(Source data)
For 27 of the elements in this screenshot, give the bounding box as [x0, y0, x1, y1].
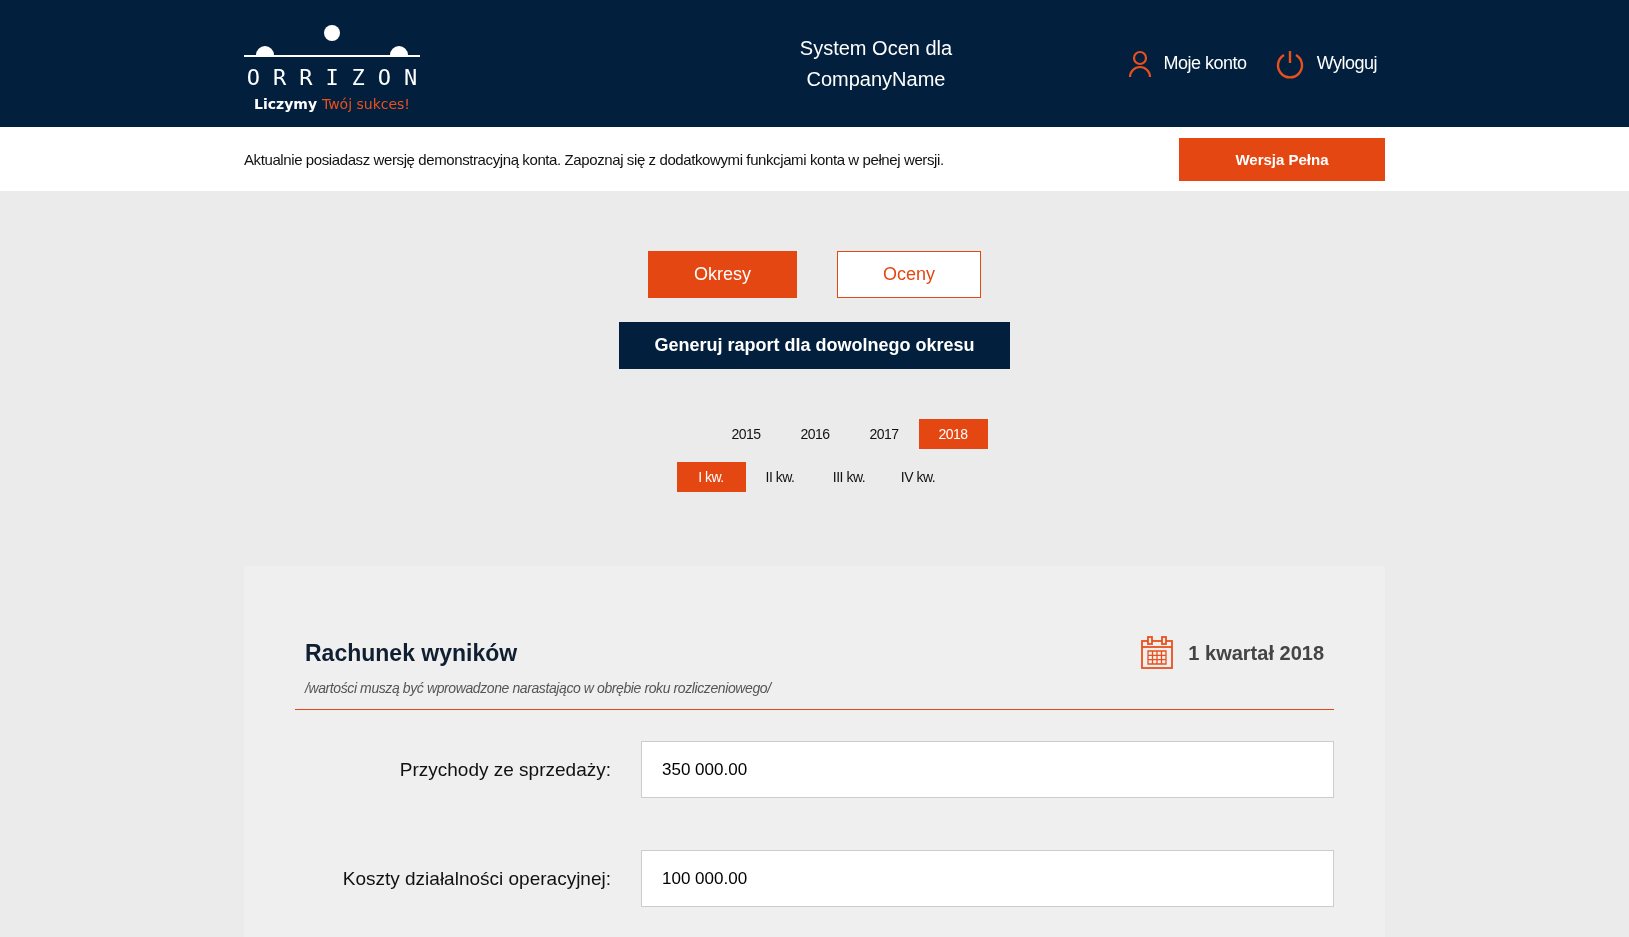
input-field[interactable]: 100 000.00 [641, 850, 1334, 907]
tab[interactable]: Okresy [648, 251, 797, 298]
year-option[interactable]: 2016 [780, 419, 850, 449]
calendar-icon [1140, 636, 1175, 670]
logout-link[interactable]: Wyloguj [1274, 48, 1377, 79]
quarter-option[interactable]: I kw. [676, 462, 746, 492]
note-text: /wartości muszą być wprowadzone narastająco w obrębie roku rozliczeniowego/ [305, 680, 774, 696]
notice-text: Aktualnie posiadasz wersję demonstracyjną konta. Zapoznaj się z dodatkowymi funkcjami konta w pełnej wersji. [244, 150, 944, 168]
site-title: System Ocen dla CompanyName [798, 35, 954, 92]
user-icon [1127, 49, 1152, 78]
account-link[interactable]: Moje konto [1127, 48, 1247, 79]
quarter-option[interactable]: IV kw. [883, 462, 953, 492]
year-option[interactable]: 2018 [918, 419, 988, 449]
input-field[interactable]: 350 000.00 [641, 741, 1334, 798]
report-button[interactable]: Generuj raport dla dowolnego okresu [619, 322, 1010, 369]
field-label: Przychody ze sprzedaży: [398, 758, 612, 781]
tab[interactable]: Oceny [837, 251, 981, 298]
logo[interactable]: ORRIZON Liczymy Twój sukces! [244, 15, 420, 112]
quarter-option[interactable]: II kw. [745, 462, 815, 492]
year-option[interactable]: 2017 [849, 419, 919, 449]
full-version-button[interactable]: Wersja Pełna [1179, 137, 1385, 181]
section-title: Rachunek wyników [305, 639, 518, 667]
quarter-option[interactable]: III kw. [814, 462, 884, 492]
power-icon [1274, 48, 1305, 79]
year-option[interactable]: 2015 [711, 419, 781, 449]
period-label: 1 kwartał 2018 [1188, 641, 1324, 665]
field-label: Koszty działalności operacyjnej: [341, 867, 612, 890]
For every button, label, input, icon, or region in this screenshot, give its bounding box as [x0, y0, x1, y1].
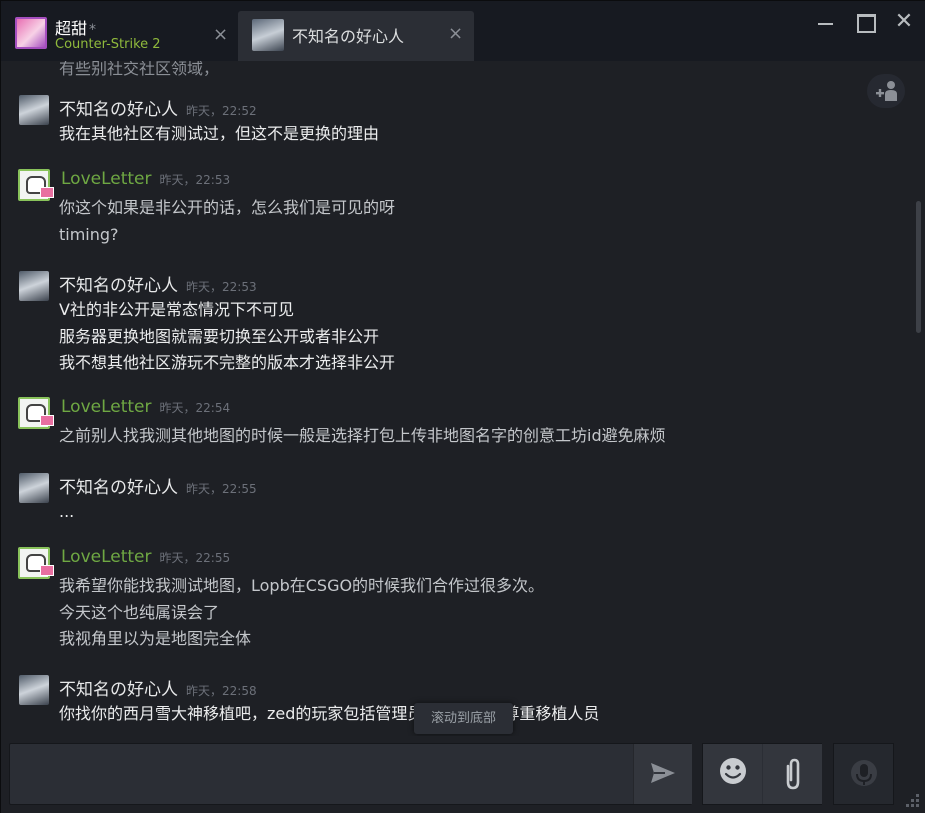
- sender-name[interactable]: 不知名の好心人: [59, 675, 178, 700]
- message-timestamp: 昨天，22:54: [159, 401, 231, 415]
- microphone-icon: [851, 760, 877, 786]
- sender-name[interactable]: LoveLetter: [61, 169, 152, 189]
- maximize-icon[interactable]: [854, 11, 876, 33]
- message-line: V社的非公开是常态情况下不可见: [59, 300, 294, 319]
- avatar[interactable]: [19, 675, 49, 705]
- tab-chat-chaotian[interactable]: 超甜 * Counter-Strike 2 ×: [7, 11, 235, 59]
- message-line: 我视角里以为是地图完全体: [59, 629, 252, 648]
- message-timestamp: 昨天，22:52: [186, 104, 257, 118]
- message-timestamp: 昨天，22:53: [186, 280, 257, 294]
- avatar[interactable]: [18, 547, 54, 579]
- message-line: ...: [59, 502, 75, 521]
- cut-off-message-line: 有些别社交社区领域，: [59, 61, 220, 78]
- invite-friend-button[interactable]: [867, 74, 905, 108]
- message-line: 我希望你能找我测试地图，Lopb在CSGO的时候我们合作过很多次。: [59, 576, 545, 595]
- tab-bar: 超甜 * Counter-Strike 2 × 不知名の好心人 × ✕: [1, 1, 925, 61]
- voice-chat-button[interactable]: [833, 743, 894, 805]
- message-line: timing?: [59, 224, 119, 244]
- chat-log[interactable]: 有些别社交社区领域， 不知名の好心人 昨天，22:52 我在其他社区有测试过，但这…: [1, 61, 913, 736]
- avatar[interactable]: [18, 169, 54, 201]
- person-plus-icon: [876, 81, 897, 101]
- message-composer: [1, 736, 925, 813]
- message-input-box: [9, 743, 692, 805]
- avatar[interactable]: [19, 95, 49, 125]
- composer-tools: [702, 743, 822, 805]
- message-line: 今天这个也纯属误会了: [59, 602, 220, 622]
- emoji-button[interactable]: [703, 744, 762, 804]
- avatar[interactable]: [19, 271, 49, 301]
- message-line: 你这个如果是非公开的话，怎么我们是可见的呀: [59, 198, 396, 217]
- emoji-icon: [720, 758, 746, 784]
- message-line: 我不想其他社区游玩不完整的版本才选择非公开: [59, 353, 396, 372]
- sender-name[interactable]: 不知名の好心人: [59, 271, 178, 296]
- tab-chat-active[interactable]: 不知名の好心人 ×: [238, 11, 474, 61]
- sender-name[interactable]: LoveLetter: [61, 397, 152, 417]
- message-input[interactable]: [18, 752, 628, 796]
- resize-grip-icon[interactable]: [904, 792, 922, 810]
- sender-name[interactable]: 不知名の好心人: [59, 473, 178, 498]
- scroll-to-bottom-button[interactable]: 滚动到底部: [414, 703, 513, 734]
- send-icon: [651, 763, 675, 783]
- minimize-icon[interactable]: [815, 11, 837, 33]
- sender-name[interactable]: LoveLetter: [61, 547, 152, 567]
- sender-name[interactable]: 不知名の好心人: [59, 95, 178, 120]
- tab-close-icon[interactable]: ×: [213, 26, 228, 44]
- close-icon[interactable]: ✕: [893, 11, 915, 33]
- paperclip-icon: [786, 758, 800, 790]
- message-timestamp: 昨天，22:53: [159, 173, 231, 187]
- send-button[interactable]: [633, 744, 692, 804]
- message-line: 服务器更换地图就需要切换至公开或者非公开: [59, 326, 380, 346]
- tab-close-icon[interactable]: ×: [448, 25, 463, 43]
- avatar[interactable]: [19, 473, 49, 503]
- message-timestamp: 昨天，22:55: [159, 551, 231, 565]
- avatar: [252, 19, 284, 51]
- chat-scrollbar[interactable]: [913, 61, 925, 736]
- avatar[interactable]: [18, 397, 54, 429]
- attach-button[interactable]: [763, 744, 822, 804]
- message-line: 之前别人找我测其他地图的时候一般是选择打包上传非地图名字的创意工坊id避免麻烦: [59, 426, 666, 445]
- avatar: [15, 17, 47, 49]
- chat-window: 超甜 * Counter-Strike 2 × 不知名の好心人 × ✕ 有些别社交…: [0, 0, 925, 813]
- message-line: 我在其他社区有测试过，但这不是更换的理由: [59, 124, 380, 143]
- tab-title: 超甜 *: [55, 19, 97, 38]
- tab-title: 不知名の好心人: [292, 27, 405, 46]
- tab-game-status: Counter-Strike 2: [55, 37, 161, 52]
- unread-marker: *: [89, 22, 97, 38]
- scrollbar-thumb[interactable]: [916, 201, 921, 333]
- message-timestamp: 昨天，22:58: [186, 684, 257, 698]
- message-line: 你找你的西月雪大神移植吧，zed的玩家包括管理员我都感到在尊重移植人员: [59, 704, 600, 723]
- message-timestamp: 昨天，22:55: [186, 482, 257, 496]
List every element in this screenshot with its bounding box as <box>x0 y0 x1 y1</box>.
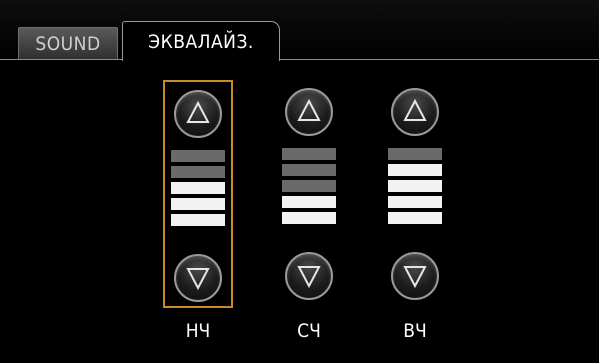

Exercise objective
Rewrite all of the records above with "bounding box" changed to "enclosing rectangle" and everything else left as it is. Omit the pictures from your answer.

Final result
For 27 of the elements in this screenshot, give the enclosing rectangle as [x0, y0, x1, y1].
input-field[interactable]: 100 000.00 [641, 850, 1334, 907]
tab[interactable]: Okresy [648, 251, 797, 298]
year-option[interactable]: 2016 [780, 419, 850, 449]
calendar-icon [1140, 636, 1175, 670]
logout-link[interactable]: Wyloguj [1274, 48, 1377, 79]
quarter-option[interactable]: I kw. [676, 462, 746, 492]
note-text: /wartości muszą być wprowadzone narastająco w obrębie roku rozliczeniowego/ [305, 680, 774, 696]
notice-text: Aktualnie posiadasz wersję demonstracyjną konta. Zapoznaj się z dodatkowymi funkcjami konta w pełnej wersji. [244, 150, 944, 168]
site-title: System Ocen dla CompanyName [798, 35, 954, 92]
user-icon [1127, 49, 1152, 78]
account-link[interactable]: Moje konto [1127, 48, 1247, 79]
quarter-option[interactable]: IV kw. [883, 462, 953, 492]
year-option[interactable]: 2018 [918, 419, 988, 449]
input-field[interactable]: 350 000.00 [641, 741, 1334, 798]
report-button[interactable]: Generuj raport dla dowolnego okresu [619, 322, 1010, 369]
field-label: Przychody ze sprzedaży: [398, 758, 612, 781]
tab[interactable]: Oceny [837, 251, 981, 298]
logo[interactable]: ORRIZON Liczymy Twój sukces! [244, 15, 420, 112]
quarter-option[interactable]: II kw. [745, 462, 815, 492]
year-option[interactable]: 2017 [849, 419, 919, 449]
full-version-button[interactable]: Wersja Pełna [1179, 137, 1385, 181]
section-title: Rachunek wyników [305, 639, 518, 667]
quarter-option[interactable]: III kw. [814, 462, 884, 492]
power-icon [1274, 48, 1305, 79]
year-option[interactable]: 2015 [711, 419, 781, 449]
period-label: 1 kwartał 2018 [1188, 641, 1324, 665]
field-label: Koszty działalności operacyjnej: [341, 867, 612, 890]
For every button, label, input, icon, or region in this screenshot, give its enclosing rectangle as [x0, y0, x1, y1].
- sender-name[interactable]: 不知名の好心人: [59, 675, 178, 700]
- message-timestamp: 昨天，22:54: [159, 401, 231, 415]
- microphone-icon: [851, 760, 877, 786]
- sender-name[interactable]: LoveLetter: [61, 169, 152, 189]
- maximize-icon[interactable]: [854, 11, 876, 33]
- message-line: V社的非公开是常态情况下不可见: [59, 300, 294, 319]
- avatar[interactable]: [19, 675, 49, 705]
- tab-chat-chaotian[interactable]: 超甜 * Counter-Strike 2 ×: [7, 11, 235, 59]
- message-line: 我视角里以为是地图完全体: [59, 629, 252, 648]
- message-timestamp: 昨天，22:52: [186, 104, 257, 118]
- message-timestamp: 昨天，22:53: [186, 280, 257, 294]
- avatar[interactable]: [18, 547, 54, 579]
- message-line: ...: [59, 502, 75, 521]
- cut-off-message-line: 有些别社交社区领域，: [59, 61, 220, 78]
- invite-friend-button[interactable]: [867, 74, 905, 108]
- message-line: 我希望你能找我测试地图，Lopb在CSGO的时候我们合作过很多次。: [59, 576, 545, 595]
- tab-bar: 超甜 * Counter-Strike 2 × 不知名の好心人 × ✕: [1, 1, 925, 61]
- voice-chat-button[interactable]: [833, 743, 894, 805]
- message-line: timing?: [59, 224, 119, 244]
- chat-log[interactable]: 有些别社交社区领域， 不知名の好心人 昨天，22:52 我在其他社区有测试过，但这…: [1, 61, 913, 736]
- avatar[interactable]: [18, 169, 54, 201]
- person-plus-icon: [876, 81, 897, 101]
- message-composer: [1, 736, 925, 813]
- message-input-box: [9, 743, 692, 805]
- avatar[interactable]: [19, 95, 49, 125]
- composer-tools: [702, 743, 822, 805]
- message-line: 今天这个也纯属误会了: [59, 602, 220, 622]
- emoji-button[interactable]: [703, 744, 762, 804]
- avatar[interactable]: [19, 271, 49, 301]
- message-line: 你这个如果是非公开的话，怎么我们是可见的呀: [59, 198, 396, 217]
- emoji-icon: [720, 758, 746, 784]
- message-line: 我不想其他社区游玩不完整的版本才选择非公开: [59, 353, 396, 372]
- sender-name[interactable]: 不知名の好心人: [59, 271, 178, 296]
- tab-chat-active[interactable]: 不知名の好心人 ×: [238, 11, 474, 61]
- sender-name[interactable]: LoveLetter: [61, 397, 152, 417]
- message-input[interactable]: [18, 752, 628, 796]
- resize-grip-icon[interactable]: [904, 792, 922, 810]
- sender-name[interactable]: 不知名の好心人: [59, 473, 178, 498]
- scroll-to-bottom-button[interactable]: 滚动到底部: [414, 703, 513, 734]
- send-icon: [651, 763, 675, 783]
- minimize-icon[interactable]: [815, 11, 837, 33]
- sender-name[interactable]: LoveLetter: [61, 547, 152, 567]
- sender-name[interactable]: 不知名の好心人: [59, 95, 178, 120]
- tab-close-icon[interactable]: ×: [213, 26, 228, 44]
- close-icon[interactable]: ✕: [893, 11, 915, 33]
- paperclip-icon: [786, 758, 800, 790]
- message-timestamp: 昨天，22:53: [159, 173, 231, 187]
- send-button[interactable]: [633, 744, 692, 804]
- message-line: 服务器更换地图就需要切换至公开或者非公开: [59, 326, 380, 346]
- tab-close-icon[interactable]: ×: [448, 25, 463, 43]
- avatar[interactable]: [19, 473, 49, 503]
- message-timestamp: 昨天，22:55: [159, 551, 231, 565]
- avatar: [252, 19, 284, 51]
- chat-scrollbar[interactable]: [913, 61, 925, 736]
- avatar[interactable]: [18, 397, 54, 429]
- attach-button[interactable]: [763, 744, 822, 804]
- message-line: 之前别人找我测其他地图的时候一般是选择打包上传非地图名字的创意工坊id避免麻烦: [59, 426, 666, 445]
- avatar: [15, 17, 47, 49]
- chat-window: 超甜 * Counter-Strike 2 × 不知名の好心人 × ✕ 有些别社交…: [0, 0, 925, 813]
- message-line: 我在其他社区有测试过，但这不是更换的理由: [59, 124, 380, 143]
- tab-title: 超甜 *: [55, 19, 97, 38]
- tab-title: 不知名の好心人: [292, 27, 405, 46]
- tab-game-status: Counter-Strike 2: [55, 37, 161, 52]
- unread-marker: *: [89, 22, 97, 38]
- scrollbar-thumb[interactable]: [916, 201, 921, 333]
- message-timestamp: 昨天，22:58: [186, 684, 257, 698]
- message-line: 你找你的西月雪大神移植吧，zed的玩家包括管理员我都感到在尊重移植人员: [59, 704, 600, 723]
- message-timestamp: 昨天，22:55: [186, 482, 257, 496]
List every element in this screenshot with its enclosing rectangle as <box>x0 y0 x1 y1</box>.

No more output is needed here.